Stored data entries
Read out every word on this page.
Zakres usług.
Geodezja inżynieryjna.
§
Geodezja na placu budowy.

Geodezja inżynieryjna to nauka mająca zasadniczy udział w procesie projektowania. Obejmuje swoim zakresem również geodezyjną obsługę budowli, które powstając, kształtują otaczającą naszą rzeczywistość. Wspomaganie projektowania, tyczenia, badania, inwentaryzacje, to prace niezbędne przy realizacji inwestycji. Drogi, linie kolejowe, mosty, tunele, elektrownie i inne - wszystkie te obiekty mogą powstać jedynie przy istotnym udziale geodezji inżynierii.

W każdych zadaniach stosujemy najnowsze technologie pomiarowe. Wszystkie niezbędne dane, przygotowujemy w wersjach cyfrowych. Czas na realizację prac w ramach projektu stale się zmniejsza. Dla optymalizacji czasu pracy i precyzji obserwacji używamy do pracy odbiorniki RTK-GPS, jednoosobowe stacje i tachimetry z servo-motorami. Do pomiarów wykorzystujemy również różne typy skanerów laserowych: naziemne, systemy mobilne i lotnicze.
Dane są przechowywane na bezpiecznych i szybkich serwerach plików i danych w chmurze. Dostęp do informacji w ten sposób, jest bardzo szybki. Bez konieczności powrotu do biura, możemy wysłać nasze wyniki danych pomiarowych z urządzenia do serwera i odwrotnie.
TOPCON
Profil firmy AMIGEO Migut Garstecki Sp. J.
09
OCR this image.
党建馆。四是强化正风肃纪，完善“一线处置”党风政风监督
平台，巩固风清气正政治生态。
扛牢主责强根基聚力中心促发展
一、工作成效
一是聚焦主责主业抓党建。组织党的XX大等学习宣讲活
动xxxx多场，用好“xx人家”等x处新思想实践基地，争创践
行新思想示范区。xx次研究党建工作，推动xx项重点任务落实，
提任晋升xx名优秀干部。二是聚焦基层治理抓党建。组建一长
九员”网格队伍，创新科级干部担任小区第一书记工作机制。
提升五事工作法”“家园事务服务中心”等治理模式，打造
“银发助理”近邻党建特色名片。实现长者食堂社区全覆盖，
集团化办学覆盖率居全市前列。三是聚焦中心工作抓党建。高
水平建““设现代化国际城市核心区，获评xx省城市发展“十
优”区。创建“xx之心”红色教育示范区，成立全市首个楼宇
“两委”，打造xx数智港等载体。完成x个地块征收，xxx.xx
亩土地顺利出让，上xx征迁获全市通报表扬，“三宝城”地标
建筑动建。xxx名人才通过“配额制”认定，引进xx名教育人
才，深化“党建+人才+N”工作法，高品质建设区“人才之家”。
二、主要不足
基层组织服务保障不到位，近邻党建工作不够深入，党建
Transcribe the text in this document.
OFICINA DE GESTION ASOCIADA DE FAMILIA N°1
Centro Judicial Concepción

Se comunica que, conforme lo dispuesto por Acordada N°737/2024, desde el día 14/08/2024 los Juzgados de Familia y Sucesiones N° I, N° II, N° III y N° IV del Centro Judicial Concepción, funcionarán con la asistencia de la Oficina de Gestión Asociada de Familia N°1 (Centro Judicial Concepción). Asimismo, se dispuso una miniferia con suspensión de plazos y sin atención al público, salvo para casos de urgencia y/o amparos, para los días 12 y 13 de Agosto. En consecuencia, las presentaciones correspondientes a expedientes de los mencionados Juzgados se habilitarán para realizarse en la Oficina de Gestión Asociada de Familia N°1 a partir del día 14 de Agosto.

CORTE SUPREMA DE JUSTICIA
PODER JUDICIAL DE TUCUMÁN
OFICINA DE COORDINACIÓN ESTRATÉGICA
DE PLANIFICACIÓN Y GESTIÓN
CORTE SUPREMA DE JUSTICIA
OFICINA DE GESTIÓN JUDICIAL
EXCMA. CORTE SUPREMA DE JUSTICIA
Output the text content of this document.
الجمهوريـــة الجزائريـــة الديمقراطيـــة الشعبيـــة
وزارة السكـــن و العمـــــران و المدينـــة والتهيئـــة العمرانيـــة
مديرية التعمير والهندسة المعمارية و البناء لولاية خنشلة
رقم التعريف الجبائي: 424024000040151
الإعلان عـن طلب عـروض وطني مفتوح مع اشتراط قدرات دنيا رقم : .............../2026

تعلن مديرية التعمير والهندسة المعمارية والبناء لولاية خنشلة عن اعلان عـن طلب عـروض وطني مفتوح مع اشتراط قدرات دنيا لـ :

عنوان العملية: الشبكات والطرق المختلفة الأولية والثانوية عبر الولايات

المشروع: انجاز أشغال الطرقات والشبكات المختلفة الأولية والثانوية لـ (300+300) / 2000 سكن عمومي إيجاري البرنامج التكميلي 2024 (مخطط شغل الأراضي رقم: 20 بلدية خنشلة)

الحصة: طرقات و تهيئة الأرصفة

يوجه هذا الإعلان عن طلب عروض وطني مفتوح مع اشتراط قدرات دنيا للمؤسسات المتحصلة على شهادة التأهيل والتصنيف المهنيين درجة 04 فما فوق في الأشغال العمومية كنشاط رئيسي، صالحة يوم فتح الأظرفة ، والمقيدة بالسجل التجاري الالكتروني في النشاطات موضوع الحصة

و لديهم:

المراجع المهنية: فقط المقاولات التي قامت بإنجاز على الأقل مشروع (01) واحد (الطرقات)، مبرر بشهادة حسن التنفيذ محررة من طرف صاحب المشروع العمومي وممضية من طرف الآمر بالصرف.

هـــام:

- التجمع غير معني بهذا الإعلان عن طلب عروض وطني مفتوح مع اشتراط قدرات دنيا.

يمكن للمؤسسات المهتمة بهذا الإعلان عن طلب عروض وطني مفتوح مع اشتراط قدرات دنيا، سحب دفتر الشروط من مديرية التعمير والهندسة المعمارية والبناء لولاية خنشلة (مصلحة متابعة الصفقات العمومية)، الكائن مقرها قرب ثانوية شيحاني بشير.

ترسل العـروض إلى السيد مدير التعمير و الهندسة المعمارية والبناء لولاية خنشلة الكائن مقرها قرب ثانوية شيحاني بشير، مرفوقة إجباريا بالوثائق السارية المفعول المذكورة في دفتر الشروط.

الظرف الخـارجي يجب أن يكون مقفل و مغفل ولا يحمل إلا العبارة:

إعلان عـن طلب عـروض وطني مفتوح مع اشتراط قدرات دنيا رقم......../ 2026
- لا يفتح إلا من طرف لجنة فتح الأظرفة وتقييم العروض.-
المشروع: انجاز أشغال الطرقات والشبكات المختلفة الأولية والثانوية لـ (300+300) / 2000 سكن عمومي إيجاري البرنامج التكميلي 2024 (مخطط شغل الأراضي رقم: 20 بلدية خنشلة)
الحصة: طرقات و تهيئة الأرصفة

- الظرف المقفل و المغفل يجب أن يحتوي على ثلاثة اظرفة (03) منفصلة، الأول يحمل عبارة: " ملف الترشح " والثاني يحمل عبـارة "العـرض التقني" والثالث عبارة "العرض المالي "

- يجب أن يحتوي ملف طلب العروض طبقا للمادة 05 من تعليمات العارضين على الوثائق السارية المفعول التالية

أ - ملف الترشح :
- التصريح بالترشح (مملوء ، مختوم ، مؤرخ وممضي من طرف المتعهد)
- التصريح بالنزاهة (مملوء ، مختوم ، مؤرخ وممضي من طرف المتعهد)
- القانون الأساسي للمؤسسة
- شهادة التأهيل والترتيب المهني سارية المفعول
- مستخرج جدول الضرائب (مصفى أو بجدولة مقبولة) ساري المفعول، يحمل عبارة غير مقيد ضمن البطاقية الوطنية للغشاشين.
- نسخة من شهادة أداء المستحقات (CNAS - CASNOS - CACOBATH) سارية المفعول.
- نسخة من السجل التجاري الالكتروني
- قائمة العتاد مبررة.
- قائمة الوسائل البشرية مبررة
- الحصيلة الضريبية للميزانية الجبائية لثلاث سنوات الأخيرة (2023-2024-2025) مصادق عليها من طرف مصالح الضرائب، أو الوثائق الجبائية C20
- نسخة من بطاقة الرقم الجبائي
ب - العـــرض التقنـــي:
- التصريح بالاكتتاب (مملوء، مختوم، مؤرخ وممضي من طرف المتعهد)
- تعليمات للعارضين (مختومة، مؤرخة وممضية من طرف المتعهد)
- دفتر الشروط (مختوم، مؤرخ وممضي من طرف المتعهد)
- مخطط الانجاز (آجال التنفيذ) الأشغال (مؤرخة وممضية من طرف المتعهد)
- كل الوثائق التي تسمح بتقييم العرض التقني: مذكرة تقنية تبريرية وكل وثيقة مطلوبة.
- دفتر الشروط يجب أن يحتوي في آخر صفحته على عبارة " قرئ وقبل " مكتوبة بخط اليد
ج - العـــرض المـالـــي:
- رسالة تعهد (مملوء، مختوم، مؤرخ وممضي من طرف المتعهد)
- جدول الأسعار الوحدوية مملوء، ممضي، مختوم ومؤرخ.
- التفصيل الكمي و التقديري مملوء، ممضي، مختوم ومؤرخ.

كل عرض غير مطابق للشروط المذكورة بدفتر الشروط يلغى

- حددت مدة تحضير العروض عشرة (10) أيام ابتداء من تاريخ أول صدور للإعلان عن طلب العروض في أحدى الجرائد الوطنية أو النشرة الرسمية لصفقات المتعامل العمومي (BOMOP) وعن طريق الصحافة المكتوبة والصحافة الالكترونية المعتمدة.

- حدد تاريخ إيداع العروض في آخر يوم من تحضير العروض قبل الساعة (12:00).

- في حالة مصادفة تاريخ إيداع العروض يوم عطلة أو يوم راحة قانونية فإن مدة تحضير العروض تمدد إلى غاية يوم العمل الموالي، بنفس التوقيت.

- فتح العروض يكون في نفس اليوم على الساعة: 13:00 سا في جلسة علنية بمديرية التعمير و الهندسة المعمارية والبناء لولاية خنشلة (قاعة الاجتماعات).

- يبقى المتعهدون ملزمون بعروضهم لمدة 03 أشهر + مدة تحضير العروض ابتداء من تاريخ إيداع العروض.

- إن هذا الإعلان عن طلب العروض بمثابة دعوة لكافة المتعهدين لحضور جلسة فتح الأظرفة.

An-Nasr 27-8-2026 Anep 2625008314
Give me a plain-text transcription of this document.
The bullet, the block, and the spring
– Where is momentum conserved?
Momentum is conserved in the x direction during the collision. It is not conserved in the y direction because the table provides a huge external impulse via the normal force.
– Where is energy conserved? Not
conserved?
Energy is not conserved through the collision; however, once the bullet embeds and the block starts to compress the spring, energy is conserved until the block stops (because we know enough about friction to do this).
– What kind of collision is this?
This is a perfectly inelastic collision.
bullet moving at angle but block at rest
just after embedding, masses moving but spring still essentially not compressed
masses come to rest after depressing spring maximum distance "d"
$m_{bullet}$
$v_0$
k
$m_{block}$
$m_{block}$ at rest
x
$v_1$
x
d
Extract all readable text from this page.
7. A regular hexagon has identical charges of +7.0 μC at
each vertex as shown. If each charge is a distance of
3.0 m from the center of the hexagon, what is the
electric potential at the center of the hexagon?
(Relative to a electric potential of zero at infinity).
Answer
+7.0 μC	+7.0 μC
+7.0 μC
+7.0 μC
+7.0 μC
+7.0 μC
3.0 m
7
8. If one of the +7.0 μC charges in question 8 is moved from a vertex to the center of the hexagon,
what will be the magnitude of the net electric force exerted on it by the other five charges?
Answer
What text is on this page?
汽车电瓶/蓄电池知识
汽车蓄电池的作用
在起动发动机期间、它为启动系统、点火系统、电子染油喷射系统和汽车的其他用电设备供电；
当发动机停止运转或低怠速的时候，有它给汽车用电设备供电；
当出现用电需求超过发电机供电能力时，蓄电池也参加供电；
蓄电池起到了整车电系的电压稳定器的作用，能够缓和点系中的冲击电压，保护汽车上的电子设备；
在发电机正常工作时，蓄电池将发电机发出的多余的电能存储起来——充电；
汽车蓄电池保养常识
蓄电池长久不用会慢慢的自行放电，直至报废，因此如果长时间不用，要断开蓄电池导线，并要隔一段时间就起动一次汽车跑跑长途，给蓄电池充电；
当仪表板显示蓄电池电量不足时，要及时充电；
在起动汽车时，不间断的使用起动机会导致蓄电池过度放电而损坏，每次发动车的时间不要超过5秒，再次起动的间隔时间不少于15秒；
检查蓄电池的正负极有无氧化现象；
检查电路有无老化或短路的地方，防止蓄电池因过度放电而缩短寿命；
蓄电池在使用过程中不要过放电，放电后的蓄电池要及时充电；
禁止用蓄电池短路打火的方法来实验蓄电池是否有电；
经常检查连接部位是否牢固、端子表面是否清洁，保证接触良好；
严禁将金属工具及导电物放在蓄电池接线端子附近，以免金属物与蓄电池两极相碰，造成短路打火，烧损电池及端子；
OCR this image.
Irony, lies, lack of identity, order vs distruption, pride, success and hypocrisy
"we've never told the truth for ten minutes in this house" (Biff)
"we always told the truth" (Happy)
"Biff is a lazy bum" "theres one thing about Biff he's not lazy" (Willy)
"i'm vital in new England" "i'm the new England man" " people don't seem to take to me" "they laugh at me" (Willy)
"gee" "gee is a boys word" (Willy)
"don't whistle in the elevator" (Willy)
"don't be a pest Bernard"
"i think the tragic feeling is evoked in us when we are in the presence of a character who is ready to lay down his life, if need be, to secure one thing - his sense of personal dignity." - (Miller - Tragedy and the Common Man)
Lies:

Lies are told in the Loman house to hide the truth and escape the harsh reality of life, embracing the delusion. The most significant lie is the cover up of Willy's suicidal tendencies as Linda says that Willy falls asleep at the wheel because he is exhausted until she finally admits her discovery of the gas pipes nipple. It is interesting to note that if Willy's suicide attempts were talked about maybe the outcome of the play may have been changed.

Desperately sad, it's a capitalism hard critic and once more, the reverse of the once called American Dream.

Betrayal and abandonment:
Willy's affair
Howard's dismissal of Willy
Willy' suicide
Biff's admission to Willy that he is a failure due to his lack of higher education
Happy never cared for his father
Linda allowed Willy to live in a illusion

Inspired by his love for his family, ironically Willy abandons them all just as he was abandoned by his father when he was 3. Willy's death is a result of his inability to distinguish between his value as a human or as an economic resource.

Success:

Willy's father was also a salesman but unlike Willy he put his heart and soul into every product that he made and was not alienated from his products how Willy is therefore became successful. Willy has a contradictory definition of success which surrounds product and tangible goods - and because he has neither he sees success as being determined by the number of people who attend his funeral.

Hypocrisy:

**The exercise**
Only lines with the string "الأشغال" belong in your answer; copy each one.

**Output for this exercise**
يوجه هذا الإعلان عن طلب عروض وطني مفتوح مع اشتراط قدرات دنيا للمؤسسات المتحصلة على شهادة التأهيل والتصنيف المهنيين درجة 04 فما فوق في الأشغال العمومية كنشاط رئيسي، صالحة يوم فتح الأظرفة ، والمقيدة بالسجل التجاري الالكتروني في النشاطات موضوع الحصة
- مخطط الانجاز (آجال التنفيذ) الأشغال (مؤرخة وممضية من طرف المتعهد)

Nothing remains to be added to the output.